* DESCRIPTION OF THE TASK: Report every line in the listing below where the string "ylabel" shows up.

* DATA EXCERPTS:
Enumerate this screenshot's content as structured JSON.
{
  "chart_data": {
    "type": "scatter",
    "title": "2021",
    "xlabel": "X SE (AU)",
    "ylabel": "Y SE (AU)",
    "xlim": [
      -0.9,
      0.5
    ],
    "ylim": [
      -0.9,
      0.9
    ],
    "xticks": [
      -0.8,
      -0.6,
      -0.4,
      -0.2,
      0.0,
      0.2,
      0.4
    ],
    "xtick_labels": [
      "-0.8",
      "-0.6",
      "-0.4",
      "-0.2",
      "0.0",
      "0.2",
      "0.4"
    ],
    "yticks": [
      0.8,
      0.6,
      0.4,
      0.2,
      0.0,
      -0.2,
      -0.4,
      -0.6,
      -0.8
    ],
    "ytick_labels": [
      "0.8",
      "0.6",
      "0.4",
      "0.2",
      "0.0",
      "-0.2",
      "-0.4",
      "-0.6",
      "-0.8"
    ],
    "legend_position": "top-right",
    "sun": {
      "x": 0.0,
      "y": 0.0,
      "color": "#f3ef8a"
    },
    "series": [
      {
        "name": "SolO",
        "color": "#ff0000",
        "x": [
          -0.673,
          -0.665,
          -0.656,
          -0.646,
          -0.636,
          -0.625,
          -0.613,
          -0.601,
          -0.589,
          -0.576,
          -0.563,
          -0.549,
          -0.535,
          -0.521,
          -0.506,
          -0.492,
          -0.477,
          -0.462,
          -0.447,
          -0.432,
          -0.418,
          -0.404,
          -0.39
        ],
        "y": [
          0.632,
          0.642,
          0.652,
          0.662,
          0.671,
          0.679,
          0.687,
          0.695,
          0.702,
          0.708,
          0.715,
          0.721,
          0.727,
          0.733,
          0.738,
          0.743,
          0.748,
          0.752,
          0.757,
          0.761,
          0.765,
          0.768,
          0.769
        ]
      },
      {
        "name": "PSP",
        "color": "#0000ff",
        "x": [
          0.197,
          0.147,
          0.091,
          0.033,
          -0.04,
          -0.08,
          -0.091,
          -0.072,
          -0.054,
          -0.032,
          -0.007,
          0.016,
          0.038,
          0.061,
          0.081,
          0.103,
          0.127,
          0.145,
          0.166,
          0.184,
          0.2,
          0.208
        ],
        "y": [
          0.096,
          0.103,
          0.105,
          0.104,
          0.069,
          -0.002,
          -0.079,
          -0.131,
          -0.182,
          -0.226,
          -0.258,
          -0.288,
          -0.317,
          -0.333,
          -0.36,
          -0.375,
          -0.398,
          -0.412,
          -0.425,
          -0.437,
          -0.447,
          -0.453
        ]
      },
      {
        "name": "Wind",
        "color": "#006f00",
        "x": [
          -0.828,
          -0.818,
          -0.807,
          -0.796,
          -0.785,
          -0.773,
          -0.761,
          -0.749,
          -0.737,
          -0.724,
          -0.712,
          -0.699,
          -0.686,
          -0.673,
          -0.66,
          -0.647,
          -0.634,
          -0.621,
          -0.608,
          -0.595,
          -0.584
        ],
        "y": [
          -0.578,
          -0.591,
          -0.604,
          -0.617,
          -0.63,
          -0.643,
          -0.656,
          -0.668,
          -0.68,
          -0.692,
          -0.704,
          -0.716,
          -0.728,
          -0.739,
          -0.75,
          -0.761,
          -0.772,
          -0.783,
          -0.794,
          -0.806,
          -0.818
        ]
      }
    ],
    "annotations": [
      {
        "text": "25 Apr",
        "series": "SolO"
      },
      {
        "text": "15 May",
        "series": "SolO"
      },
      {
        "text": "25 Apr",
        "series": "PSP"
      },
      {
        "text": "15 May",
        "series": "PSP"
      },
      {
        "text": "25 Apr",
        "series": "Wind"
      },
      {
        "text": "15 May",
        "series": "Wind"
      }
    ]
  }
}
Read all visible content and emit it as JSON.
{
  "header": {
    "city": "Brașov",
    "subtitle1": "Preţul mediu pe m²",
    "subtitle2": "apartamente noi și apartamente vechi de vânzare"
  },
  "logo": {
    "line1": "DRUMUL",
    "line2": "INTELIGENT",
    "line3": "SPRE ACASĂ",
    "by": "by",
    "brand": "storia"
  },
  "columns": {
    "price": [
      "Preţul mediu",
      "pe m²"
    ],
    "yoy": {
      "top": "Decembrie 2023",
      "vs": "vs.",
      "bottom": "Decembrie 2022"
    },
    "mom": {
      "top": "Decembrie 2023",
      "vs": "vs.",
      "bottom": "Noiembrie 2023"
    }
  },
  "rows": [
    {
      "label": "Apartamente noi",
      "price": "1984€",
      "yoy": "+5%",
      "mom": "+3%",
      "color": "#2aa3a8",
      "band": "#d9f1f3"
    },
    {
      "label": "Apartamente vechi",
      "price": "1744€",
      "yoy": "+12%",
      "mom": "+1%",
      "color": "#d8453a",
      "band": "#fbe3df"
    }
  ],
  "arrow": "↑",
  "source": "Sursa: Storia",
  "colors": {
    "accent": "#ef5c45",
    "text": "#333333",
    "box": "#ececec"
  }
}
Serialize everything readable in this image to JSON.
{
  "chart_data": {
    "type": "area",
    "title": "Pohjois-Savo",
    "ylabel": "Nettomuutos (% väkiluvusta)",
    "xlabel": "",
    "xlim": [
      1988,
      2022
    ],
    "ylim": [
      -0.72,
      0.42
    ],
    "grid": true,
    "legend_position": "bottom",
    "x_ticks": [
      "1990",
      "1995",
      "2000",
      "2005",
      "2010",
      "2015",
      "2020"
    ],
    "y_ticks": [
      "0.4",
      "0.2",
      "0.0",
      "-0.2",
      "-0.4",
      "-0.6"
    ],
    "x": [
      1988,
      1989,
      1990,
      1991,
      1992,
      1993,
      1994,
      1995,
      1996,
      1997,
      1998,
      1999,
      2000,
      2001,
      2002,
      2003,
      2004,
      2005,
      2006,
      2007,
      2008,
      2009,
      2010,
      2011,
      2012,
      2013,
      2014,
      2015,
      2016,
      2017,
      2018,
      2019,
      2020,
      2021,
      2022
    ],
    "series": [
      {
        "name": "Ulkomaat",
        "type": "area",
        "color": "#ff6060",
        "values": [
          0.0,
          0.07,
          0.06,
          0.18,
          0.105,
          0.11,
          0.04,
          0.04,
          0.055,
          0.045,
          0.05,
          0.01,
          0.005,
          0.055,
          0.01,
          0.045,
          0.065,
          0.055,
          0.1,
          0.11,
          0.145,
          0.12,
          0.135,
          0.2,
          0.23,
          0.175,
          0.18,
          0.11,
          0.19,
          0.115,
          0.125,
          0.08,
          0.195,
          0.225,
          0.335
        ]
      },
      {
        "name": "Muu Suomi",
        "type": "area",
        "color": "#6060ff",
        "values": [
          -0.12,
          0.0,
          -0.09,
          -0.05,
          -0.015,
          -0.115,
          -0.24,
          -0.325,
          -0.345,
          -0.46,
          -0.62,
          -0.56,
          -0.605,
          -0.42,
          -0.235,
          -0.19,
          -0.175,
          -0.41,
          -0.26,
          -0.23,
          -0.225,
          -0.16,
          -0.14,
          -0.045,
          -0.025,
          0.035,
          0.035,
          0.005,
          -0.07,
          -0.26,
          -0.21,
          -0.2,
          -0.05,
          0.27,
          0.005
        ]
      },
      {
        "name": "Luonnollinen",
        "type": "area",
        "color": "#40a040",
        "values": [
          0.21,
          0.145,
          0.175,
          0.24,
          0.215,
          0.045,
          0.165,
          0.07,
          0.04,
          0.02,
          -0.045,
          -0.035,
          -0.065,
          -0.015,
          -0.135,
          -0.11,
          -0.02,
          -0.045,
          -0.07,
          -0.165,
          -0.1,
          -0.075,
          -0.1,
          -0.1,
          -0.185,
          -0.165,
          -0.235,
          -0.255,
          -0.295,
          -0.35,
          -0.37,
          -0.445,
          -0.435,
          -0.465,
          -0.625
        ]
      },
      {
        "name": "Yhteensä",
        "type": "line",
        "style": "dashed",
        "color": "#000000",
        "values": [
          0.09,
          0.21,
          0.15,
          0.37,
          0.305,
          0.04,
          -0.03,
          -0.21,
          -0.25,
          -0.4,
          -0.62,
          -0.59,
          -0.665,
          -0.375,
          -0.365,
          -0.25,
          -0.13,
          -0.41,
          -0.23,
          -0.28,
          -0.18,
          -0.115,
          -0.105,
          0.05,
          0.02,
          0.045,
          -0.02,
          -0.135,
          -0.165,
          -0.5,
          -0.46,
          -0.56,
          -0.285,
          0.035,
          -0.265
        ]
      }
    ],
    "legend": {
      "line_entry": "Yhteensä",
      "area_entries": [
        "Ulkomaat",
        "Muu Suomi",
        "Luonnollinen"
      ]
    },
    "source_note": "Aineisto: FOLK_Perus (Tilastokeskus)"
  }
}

* THE REPLY:
    "ylabel": "Y SE (AU)",
    "ylabel": "Nettomuutos (% väkiluvusta)",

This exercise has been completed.